Set problem:
Rewrite all the records below, changing each "x-tick-label" to "category-label" and leaving everything else as it is. Omit the pictures from your answer.

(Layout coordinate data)

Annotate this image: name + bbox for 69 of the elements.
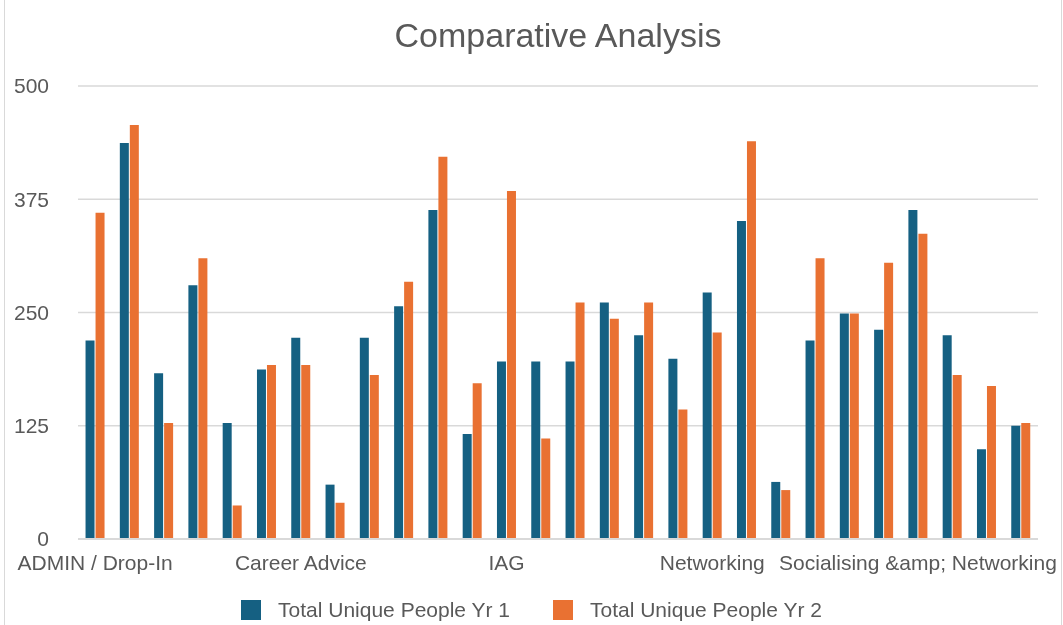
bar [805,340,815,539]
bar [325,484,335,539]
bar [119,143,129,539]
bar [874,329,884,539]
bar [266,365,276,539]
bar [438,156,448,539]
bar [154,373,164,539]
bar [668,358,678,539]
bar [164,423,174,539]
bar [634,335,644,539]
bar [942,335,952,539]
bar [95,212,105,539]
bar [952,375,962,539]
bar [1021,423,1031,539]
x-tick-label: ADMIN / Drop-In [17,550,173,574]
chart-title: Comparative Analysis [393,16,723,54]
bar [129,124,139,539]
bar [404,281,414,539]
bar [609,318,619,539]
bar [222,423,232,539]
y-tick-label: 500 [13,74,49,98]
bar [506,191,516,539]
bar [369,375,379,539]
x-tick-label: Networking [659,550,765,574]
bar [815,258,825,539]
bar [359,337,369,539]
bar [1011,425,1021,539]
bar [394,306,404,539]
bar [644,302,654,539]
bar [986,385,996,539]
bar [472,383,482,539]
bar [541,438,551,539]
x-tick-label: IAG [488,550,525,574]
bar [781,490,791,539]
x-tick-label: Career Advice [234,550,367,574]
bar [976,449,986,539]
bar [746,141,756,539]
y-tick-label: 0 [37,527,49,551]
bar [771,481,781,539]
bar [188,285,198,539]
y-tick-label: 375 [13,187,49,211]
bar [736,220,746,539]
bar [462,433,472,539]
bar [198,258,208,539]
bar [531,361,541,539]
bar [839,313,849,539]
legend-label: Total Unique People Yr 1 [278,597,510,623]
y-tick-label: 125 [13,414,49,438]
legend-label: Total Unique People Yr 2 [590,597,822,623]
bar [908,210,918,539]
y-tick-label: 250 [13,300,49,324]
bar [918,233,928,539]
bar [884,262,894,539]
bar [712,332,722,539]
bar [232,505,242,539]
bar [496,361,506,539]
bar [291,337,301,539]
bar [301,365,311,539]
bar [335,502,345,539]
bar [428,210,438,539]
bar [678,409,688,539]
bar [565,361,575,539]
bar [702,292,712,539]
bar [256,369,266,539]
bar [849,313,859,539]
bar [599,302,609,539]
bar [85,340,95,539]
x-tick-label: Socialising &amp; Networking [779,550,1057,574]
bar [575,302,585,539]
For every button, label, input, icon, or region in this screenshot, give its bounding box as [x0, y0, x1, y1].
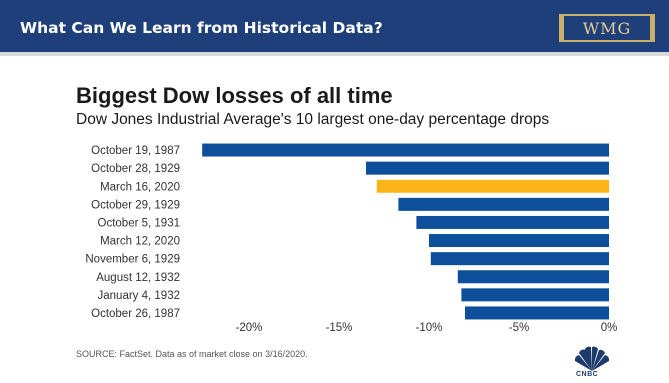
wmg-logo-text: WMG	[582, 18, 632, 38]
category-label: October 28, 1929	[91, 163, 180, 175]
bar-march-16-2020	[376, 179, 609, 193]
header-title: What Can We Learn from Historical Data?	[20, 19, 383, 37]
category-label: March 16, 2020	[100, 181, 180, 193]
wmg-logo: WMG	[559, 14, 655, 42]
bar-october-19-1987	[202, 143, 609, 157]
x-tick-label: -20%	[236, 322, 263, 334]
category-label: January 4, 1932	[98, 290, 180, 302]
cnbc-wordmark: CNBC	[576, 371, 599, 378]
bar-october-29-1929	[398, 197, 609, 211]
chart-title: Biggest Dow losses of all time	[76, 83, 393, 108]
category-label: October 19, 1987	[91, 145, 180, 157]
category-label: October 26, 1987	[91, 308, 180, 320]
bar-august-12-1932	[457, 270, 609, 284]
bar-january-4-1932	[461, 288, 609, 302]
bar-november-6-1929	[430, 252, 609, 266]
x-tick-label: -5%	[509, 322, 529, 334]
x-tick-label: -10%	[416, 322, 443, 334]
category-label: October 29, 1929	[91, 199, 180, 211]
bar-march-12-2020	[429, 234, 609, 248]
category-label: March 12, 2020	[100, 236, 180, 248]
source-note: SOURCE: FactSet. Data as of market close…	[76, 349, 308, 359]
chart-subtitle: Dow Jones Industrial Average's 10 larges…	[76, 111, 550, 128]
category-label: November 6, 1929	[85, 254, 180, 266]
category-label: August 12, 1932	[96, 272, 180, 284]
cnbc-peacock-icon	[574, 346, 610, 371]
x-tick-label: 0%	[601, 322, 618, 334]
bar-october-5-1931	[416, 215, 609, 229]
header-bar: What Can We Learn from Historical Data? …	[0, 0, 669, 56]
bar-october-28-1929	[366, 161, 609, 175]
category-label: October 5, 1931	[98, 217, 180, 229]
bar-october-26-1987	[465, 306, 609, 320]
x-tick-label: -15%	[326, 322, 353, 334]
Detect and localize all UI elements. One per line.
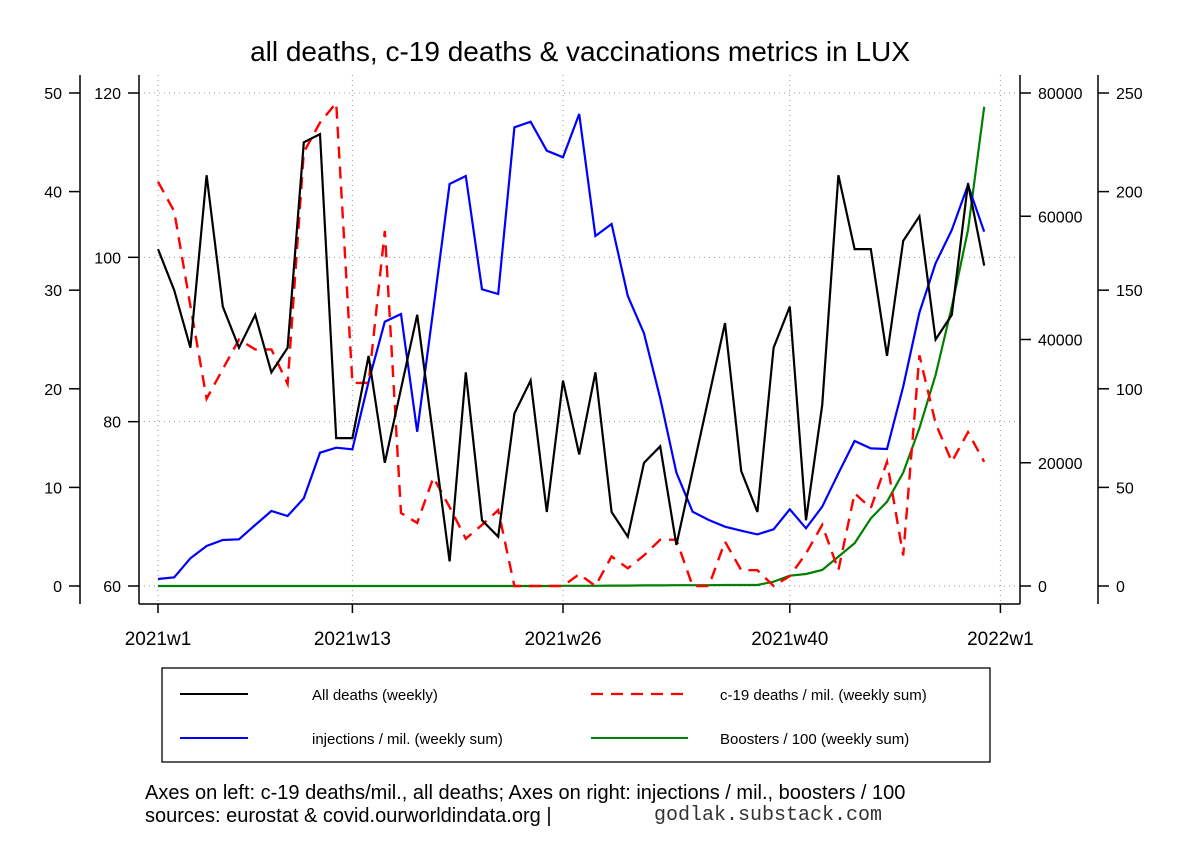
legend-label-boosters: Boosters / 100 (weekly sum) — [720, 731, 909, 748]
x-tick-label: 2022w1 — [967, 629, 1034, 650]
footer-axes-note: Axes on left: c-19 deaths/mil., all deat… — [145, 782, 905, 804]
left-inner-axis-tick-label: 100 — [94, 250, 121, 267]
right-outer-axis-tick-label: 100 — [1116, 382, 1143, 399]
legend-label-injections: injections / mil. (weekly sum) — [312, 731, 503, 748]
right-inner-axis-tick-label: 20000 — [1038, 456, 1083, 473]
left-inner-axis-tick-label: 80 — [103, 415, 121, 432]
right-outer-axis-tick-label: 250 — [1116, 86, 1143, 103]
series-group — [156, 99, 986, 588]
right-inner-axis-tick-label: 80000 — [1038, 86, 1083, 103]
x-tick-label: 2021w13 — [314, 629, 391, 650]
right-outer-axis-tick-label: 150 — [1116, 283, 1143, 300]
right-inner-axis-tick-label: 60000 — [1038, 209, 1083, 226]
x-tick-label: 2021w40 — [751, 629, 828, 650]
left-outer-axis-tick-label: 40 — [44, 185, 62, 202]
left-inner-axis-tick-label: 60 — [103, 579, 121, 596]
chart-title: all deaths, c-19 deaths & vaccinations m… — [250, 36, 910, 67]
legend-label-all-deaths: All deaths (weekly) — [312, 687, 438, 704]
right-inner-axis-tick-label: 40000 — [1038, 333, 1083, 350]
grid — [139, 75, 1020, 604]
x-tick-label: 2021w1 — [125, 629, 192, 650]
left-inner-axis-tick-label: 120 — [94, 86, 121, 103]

Result below:
Annotate this image: name + bbox for 69 of the elements.
bar [805,340,815,539]
bar [325,484,335,539]
bar [119,143,129,539]
bar [874,329,884,539]
bar [266,365,276,539]
bar [438,156,448,539]
bar [154,373,164,539]
bar [668,358,678,539]
bar [164,423,174,539]
bar [634,335,644,539]
bar [942,335,952,539]
bar [95,212,105,539]
bar [952,375,962,539]
bar [1021,423,1031,539]
category-label: ADMIN / Drop-In [17,550,173,574]
chart-title: Comparative Analysis [393,16,723,54]
bar [129,124,139,539]
bar [404,281,414,539]
bar [609,318,619,539]
bar [222,423,232,539]
y-tick-label: 500 [13,74,49,98]
bar [506,191,516,539]
bar [369,375,379,539]
category-label: Networking [659,550,765,574]
bar [815,258,825,539]
bar [359,337,369,539]
bar [1011,425,1021,539]
bar [394,306,404,539]
bar [644,302,654,539]
bar [986,385,996,539]
bar [472,383,482,539]
bar [541,438,551,539]
category-label: IAG [488,550,525,574]
bar [781,490,791,539]
category-label: Career Advice [234,550,367,574]
bar [976,449,986,539]
bar [746,141,756,539]
y-tick-label: 0 [37,527,49,551]
bar [771,481,781,539]
bar [188,285,198,539]
y-tick-label: 375 [13,187,49,211]
bar [736,220,746,539]
bar [462,433,472,539]
bar [198,258,208,539]
bar [531,361,541,539]
bar [839,313,849,539]
legend-label: Total Unique People Yr 1 [278,597,510,623]
y-tick-label: 125 [13,414,49,438]
legend-label: Total Unique People Yr 2 [590,597,822,623]
bar [908,210,918,539]
y-tick-label: 250 [13,300,49,324]
bar [918,233,928,539]
bar [884,262,894,539]
bar [712,332,722,539]
bar [232,505,242,539]
bar [496,361,506,539]
bar [291,337,301,539]
bar [301,365,311,539]
bar [335,502,345,539]
bar [428,210,438,539]
bar [678,409,688,539]
bar [565,361,575,539]
bar [702,292,712,539]
bar [256,369,266,539]
bar [849,313,859,539]
bar [599,302,609,539]
bar [85,340,95,539]
category-label: Socialising &amp; Networking [779,550,1057,574]
bar [575,302,585,539]
For every button, label, input, icon, or region in this screenshot, give its bounding box as [x0, y0, x1, y1].
wmg-logo-text: WMG	[582, 18, 632, 38]
category-label: October 28, 1929	[91, 163, 180, 175]
bar-march-16-2020	[376, 179, 609, 193]
header-title: What Can We Learn from Historical Data?	[20, 19, 383, 37]
category-label: March 16, 2020	[100, 181, 180, 193]
wmg-logo: WMG	[559, 14, 655, 42]
bar-october-19-1987	[202, 143, 609, 157]
category-label: -20%	[236, 322, 263, 334]
category-label: January 4, 1932	[98, 290, 180, 302]
cnbc-wordmark: CNBC	[576, 371, 599, 378]
bar-october-29-1929	[398, 197, 609, 211]
chart-title: Biggest Dow losses of all time	[76, 83, 393, 108]
category-label: October 19, 1987	[91, 145, 180, 157]
category-label: October 26, 1987	[91, 308, 180, 320]
bar-august-12-1932	[457, 270, 609, 284]
bar-january-4-1932	[461, 288, 609, 302]
bar-november-6-1929	[430, 252, 609, 266]
category-label: -5%	[509, 322, 529, 334]
category-label: -10%	[416, 322, 443, 334]
category-label: October 29, 1929	[91, 199, 180, 211]
bar-march-12-2020	[429, 234, 609, 248]
category-label: March 12, 2020	[100, 236, 180, 248]
source-note: SOURCE: FactSet. Data as of market close…	[76, 349, 308, 359]
chart-subtitle: Dow Jones Industrial Average's 10 larges…	[76, 111, 550, 128]
category-label: November 6, 1929	[85, 254, 180, 266]
category-label: August 12, 1932	[96, 272, 180, 284]
cnbc-peacock-icon	[574, 346, 610, 371]
category-label: 0%	[601, 322, 618, 334]
bar-october-5-1931	[416, 215, 609, 229]
header-bar: What Can We Learn from Historical Data? …	[0, 0, 669, 56]
bar-october-28-1929	[366, 161, 609, 175]
category-label: October 5, 1931	[98, 217, 180, 229]
bar-october-26-1987	[465, 306, 609, 320]
category-label: -15%	[326, 322, 353, 334]
Detect and localize all UI elements. One per line.
legend-label-boosters: Boosters / 100 (weekly sum) — [720, 731, 909, 748]
category-label: 2022w1 — [967, 629, 1034, 650]
footer-axes-note: Axes on left: c-19 deaths/mil., all deat… — [145, 782, 905, 804]
left-inner-axis-tick-label: 100 — [94, 250, 121, 267]
right-outer-axis-tick-label: 100 — [1116, 382, 1143, 399]
legend-label-injections: injections / mil. (weekly sum) — [312, 731, 503, 748]
right-inner-axis-tick-label: 20000 — [1038, 456, 1083, 473]
left-inner-axis-tick-label: 80 — [103, 415, 121, 432]
right-outer-axis-tick-label: 250 — [1116, 86, 1143, 103]
series-group — [156, 99, 986, 588]
right-inner-axis-tick-label: 80000 — [1038, 86, 1083, 103]
category-label: 2021w13 — [314, 629, 391, 650]
right-outer-axis-tick-label: 150 — [1116, 283, 1143, 300]
right-inner-axis-tick-label: 60000 — [1038, 209, 1083, 226]
category-label: 2021w40 — [751, 629, 828, 650]
left-outer-axis-tick-label: 40 — [44, 185, 62, 202]
left-inner-axis-tick-label: 60 — [103, 579, 121, 596]
chart-title: all deaths, c-19 deaths & vaccinations m… — [250, 36, 910, 67]
legend-label-all-deaths: All deaths (weekly) — [312, 687, 438, 704]
right-inner-axis-tick-label: 40000 — [1038, 333, 1083, 350]
grid — [139, 75, 1020, 604]
category-label: 2021w1 — [125, 629, 192, 650]
left-inner-axis-tick-label: 120 — [94, 86, 121, 103]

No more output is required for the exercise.